Dataset records

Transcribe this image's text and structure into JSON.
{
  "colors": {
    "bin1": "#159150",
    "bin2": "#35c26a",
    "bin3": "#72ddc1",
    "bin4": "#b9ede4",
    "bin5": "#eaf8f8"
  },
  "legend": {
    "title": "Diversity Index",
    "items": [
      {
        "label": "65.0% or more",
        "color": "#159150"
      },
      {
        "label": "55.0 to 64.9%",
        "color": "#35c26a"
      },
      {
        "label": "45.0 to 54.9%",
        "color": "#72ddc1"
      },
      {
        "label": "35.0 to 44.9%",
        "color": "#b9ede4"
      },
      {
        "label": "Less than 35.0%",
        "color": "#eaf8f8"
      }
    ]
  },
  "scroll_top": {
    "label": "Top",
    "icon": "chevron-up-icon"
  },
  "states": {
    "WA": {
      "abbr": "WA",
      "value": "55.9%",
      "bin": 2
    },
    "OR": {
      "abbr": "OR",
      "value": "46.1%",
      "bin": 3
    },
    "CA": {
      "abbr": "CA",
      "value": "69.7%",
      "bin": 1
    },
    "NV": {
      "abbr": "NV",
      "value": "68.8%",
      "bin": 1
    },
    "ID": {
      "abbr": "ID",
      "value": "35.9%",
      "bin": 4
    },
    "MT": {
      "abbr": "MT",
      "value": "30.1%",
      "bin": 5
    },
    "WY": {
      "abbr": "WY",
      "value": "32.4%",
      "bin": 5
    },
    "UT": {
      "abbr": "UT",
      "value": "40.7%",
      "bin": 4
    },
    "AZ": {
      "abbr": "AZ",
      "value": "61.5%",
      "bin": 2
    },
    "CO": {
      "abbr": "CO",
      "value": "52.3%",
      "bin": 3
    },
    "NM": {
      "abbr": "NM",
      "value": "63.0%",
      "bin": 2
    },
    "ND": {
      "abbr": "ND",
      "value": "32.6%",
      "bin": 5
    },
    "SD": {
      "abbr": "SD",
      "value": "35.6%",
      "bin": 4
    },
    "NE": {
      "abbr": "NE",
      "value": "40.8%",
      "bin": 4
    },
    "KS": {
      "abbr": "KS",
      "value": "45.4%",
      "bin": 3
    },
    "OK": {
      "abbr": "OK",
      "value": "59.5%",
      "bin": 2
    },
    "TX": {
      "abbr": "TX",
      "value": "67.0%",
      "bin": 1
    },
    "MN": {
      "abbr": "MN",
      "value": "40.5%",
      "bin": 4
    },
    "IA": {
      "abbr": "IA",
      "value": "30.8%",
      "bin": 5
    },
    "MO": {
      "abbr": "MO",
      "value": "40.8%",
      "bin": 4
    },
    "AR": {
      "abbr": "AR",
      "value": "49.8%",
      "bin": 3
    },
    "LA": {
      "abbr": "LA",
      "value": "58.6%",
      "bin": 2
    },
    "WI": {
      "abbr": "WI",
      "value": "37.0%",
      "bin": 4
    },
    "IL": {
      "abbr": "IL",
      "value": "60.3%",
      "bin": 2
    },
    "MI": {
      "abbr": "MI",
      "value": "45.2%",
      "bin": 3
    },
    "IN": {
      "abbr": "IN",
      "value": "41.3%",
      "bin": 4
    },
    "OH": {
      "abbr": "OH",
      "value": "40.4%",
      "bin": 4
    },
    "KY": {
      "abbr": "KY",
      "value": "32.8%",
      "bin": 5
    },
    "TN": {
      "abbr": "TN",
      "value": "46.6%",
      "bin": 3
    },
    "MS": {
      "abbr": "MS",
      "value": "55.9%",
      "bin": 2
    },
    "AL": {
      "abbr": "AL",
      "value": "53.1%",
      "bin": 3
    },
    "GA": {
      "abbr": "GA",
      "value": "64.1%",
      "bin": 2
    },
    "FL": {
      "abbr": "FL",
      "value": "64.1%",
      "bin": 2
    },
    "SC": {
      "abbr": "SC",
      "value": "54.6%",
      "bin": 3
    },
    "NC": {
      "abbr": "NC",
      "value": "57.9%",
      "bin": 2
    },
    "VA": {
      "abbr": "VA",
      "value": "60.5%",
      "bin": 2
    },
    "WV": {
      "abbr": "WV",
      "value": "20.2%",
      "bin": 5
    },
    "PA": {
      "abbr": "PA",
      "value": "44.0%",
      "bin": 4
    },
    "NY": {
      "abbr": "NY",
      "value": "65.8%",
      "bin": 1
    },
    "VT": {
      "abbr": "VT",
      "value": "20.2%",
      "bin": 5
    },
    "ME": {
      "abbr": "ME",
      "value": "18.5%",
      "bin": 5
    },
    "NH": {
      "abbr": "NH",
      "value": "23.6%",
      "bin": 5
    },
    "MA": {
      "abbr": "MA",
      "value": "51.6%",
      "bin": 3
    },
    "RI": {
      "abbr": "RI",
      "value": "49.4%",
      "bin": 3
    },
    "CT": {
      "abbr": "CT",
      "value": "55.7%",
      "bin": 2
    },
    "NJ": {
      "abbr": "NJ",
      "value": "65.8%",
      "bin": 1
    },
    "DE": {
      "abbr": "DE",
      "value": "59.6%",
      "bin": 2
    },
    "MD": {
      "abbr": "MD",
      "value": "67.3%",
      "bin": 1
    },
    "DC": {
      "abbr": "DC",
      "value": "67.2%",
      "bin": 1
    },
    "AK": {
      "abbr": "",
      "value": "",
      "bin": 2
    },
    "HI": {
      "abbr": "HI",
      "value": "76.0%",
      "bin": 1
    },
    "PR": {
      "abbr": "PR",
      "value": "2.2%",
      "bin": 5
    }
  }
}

Directive
Write out all the entries exactly.

Task solution
Transcribe this image's text and structure into JSON.
{
  "colors": {
    "bin1": "#159150",
    "bin2": "#35c26a",
    "bin3": "#72ddc1",
    "bin4": "#b9ede4",
    "bin5": "#eaf8f8"
  },
  "legend": {
    "title": "Diversity Index",
    "items": [
      {
        "label": "65.0% or more",
        "color": "#159150"
      },
      {
        "label": "55.0 to 64.9%",
        "color": "#35c26a"
      },
      {
        "label": "45.0 to 54.9%",
        "color": "#72ddc1"
      },
      {
        "label": "35.0 to 44.9%",
        "color": "#b9ede4"
      },
      {
        "label": "Less than 35.0%",
        "color": "#eaf8f8"
      }
    ]
  },
  "scroll_top": {
    "label": "Top",
    "icon": "chevron-up-icon"
  },
  "states": {
    "WA": {
      "abbr": "WA",
      "value": "55.9%",
      "bin": 2
    },
    "OR": {
      "abbr": "OR",
      "value": "46.1%",
      "bin": 3
    },
    "CA": {
      "abbr": "CA",
      "value": "69.7%",
      "bin": 1
    },
    "NV": {
      "abbr": "NV",
      "value": "68.8%",
      "bin": 1
    },
    "ID": {
      "abbr": "ID",
      "value": "35.9%",
      "bin": 4
    },
    "MT": {
      "abbr": "MT",
      "value": "30.1%",
      "bin": 5
    },
    "WY": {
      "abbr": "WY",
      "value": "32.4%",
      "bin": 5
    },
    "UT": {
      "abbr": "UT",
      "value": "40.7%",
      "bin": 4
    },
    "AZ": {
      "abbr": "AZ",
      "value": "61.5%",
      "bin": 2
    },
    "CO": {
      "abbr": "CO",
      "value": "52.3%",
      "bin": 3
    },
    "NM": {
      "abbr": "NM",
      "value": "63.0%",
      "bin": 2
    },
    "ND": {
      "abbr": "ND",
      "value": "32.6%",
      "bin": 5
    },
    "SD": {
      "abbr": "SD",
      "value": "35.6%",
      "bin": 4
    },
    "NE": {
      "abbr": "NE",
      "value": "40.8%",
      "bin": 4
    },
    "KS": {
      "abbr": "KS",
      "value": "45.4%",
      "bin": 3
    },
    "OK": {
      "abbr": "OK",
      "value": "59.5%",
      "bin": 2
    },
    "TX": {
      "abbr": "TX",
      "value": "67.0%",
      "bin": 1
    },
    "MN": {
      "abbr": "MN",
      "value": "40.5%",
      "bin": 4
    },
    "IA": {
      "abbr": "IA",
      "value": "30.8%",
      "bin": 5
    },
    "MO": {
      "abbr": "MO",
      "value": "40.8%",
      "bin": 4
    },
    "AR": {
      "abbr": "AR",
      "value": "49.8%",
      "bin": 3
    },
    "LA": {
      "abbr": "LA",
      "value": "58.6%",
      "bin": 2
    },
    "WI": {
      "abbr": "WI",
      "value": "37.0%",
      "bin": 4
    },
    "IL": {
      "abbr": "IL",
      "value": "60.3%",
      "bin": 2
    },
    "MI": {
      "abbr": "MI",
      "value": "45.2%",
      "bin": 3
    },
    "IN": {
      "abbr": "IN",
      "value": "41.3%",
      "bin": 4
    },
    "OH": {
      "abbr": "OH",
      "value": "40.4%",
      "bin": 4
    },
    "KY": {
      "abbr": "KY",
      "value": "32.8%",
      "bin": 5
    },
    "TN": {
      "abbr": "TN",
      "value": "46.6%",
      "bin": 3
    },
    "MS": {
      "abbr": "MS",
      "value": "55.9%",
      "bin": 2
    },
    "AL": {
      "abbr": "AL",
      "value": "53.1%",
      "bin": 3
    },
    "GA": {
      "abbr": "GA",
      "value": "64.1%",
      "bin": 2
    },
    "FL": {
      "abbr": "FL",
      "value": "64.1%",
      "bin": 2
    },
    "SC": {
      "abbr": "SC",
      "value": "54.6%",
      "bin": 3
    },
    "NC": {
      "abbr": "NC",
      "value": "57.9%",
      "bin": 2
    },
    "VA": {
      "abbr": "VA",
      "value": "60.5%",
      "bin": 2
    },
    "WV": {
      "abbr": "WV",
      "value": "20.2%",
      "bin": 5
    },
    "PA": {
      "abbr": "PA",
      "value": "44.0%",
      "bin": 4
    },
    "NY": {
      "abbr": "NY",
      "value": "65.8%",
      "bin": 1
    },
    "VT": {
      "abbr": "VT",
      "value": "20.2%",
      "bin": 5
    },
    "ME": {
      "abbr": "ME",
      "value": "18.5%",
      "bin": 5
    },
    "NH": {
      "abbr": "NH",
      "value": "23.6%",
      "bin": 5
    },
    "MA": {
      "abbr": "MA",
      "value": "51.6%",
      "bin": 3
    },
    "RI": {
      "abbr": "RI",
      "value": "49.4%",
      "bin": 3
    },
    "CT": {
      "abbr": "CT",
      "value": "55.7%",
      "bin": 2
    },
    "NJ": {
      "abbr": "NJ",
      "value": "65.8%",
      "bin": 1
    },
    "DE": {
      "abbr": "DE",
      "value": "59.6%",
      "bin": 2
    },
    "MD": {
      "abbr": "MD",
      "value": "67.3%",
      "bin": 1
    },
    "DC": {
      "abbr": "DC",
      "value": "67.2%",
      "bin": 1
    },
    "AK": {
      "abbr": "",
      "value": "",
      "bin": 2
    },
    "HI": {
      "abbr": "HI",
      "value": "76.0%",
      "bin": 1
    },
    "PR": {
      "abbr": "PR",
      "value": "2.2%",
      "bin": 5
    }
  }
}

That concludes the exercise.